Records for this task:
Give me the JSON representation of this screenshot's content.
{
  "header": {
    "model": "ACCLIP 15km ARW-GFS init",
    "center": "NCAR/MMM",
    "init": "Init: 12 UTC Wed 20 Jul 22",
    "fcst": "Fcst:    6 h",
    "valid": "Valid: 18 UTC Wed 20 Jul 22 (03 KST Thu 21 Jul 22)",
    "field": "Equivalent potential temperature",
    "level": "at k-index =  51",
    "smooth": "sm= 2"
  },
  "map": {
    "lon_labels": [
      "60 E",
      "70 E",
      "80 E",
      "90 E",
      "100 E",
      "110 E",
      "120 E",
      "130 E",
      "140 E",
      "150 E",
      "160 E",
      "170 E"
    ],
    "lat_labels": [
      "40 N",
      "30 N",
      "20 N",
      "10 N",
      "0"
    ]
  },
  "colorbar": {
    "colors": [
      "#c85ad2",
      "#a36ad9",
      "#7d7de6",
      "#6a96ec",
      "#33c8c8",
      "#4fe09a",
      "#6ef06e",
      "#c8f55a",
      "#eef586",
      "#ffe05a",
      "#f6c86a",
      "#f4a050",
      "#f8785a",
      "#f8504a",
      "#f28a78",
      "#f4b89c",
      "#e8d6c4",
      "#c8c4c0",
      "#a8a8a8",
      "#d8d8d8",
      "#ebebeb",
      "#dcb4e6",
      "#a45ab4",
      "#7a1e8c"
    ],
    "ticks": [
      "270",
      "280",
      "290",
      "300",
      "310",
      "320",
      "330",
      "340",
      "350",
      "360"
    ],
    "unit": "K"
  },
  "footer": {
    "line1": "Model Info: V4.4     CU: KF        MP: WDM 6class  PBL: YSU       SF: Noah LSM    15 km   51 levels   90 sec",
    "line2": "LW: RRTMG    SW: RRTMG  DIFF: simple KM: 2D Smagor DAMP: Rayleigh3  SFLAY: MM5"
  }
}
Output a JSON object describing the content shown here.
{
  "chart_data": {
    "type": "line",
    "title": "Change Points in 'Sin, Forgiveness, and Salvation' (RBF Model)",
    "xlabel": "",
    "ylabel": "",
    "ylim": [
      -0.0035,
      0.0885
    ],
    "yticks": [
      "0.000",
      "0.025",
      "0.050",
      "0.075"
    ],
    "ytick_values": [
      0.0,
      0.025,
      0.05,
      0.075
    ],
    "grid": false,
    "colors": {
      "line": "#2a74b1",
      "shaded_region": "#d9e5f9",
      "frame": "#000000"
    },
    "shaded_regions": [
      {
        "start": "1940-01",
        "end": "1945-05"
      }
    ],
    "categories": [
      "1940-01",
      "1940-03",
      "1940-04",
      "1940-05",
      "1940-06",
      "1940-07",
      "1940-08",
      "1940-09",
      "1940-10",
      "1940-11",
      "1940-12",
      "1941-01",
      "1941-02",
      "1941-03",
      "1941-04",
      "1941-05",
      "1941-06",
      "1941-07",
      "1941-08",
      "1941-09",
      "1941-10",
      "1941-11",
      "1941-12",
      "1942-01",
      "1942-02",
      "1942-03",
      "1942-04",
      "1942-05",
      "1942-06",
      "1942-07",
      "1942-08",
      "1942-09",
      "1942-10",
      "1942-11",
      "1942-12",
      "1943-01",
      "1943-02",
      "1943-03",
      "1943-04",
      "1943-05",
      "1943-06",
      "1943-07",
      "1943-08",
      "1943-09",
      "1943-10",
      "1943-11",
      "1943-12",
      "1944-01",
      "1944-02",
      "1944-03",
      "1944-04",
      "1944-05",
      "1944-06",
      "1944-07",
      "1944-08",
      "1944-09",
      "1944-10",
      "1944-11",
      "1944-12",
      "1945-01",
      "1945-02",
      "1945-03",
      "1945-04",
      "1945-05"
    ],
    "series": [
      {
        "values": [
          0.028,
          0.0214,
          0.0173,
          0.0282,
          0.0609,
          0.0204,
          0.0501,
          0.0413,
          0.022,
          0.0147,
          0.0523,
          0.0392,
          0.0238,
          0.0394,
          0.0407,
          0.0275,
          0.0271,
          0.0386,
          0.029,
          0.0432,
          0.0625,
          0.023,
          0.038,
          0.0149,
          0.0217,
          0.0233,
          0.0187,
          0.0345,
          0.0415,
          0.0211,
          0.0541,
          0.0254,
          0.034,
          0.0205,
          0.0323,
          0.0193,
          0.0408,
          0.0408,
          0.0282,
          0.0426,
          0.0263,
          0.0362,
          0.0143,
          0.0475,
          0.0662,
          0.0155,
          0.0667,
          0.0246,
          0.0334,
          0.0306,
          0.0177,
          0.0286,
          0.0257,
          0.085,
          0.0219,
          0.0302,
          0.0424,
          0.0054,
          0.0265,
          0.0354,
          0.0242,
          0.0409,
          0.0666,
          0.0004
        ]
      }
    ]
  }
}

Work instructions: State how many lines of the records above contain the word "content", and give only that number.

Exercise output: 2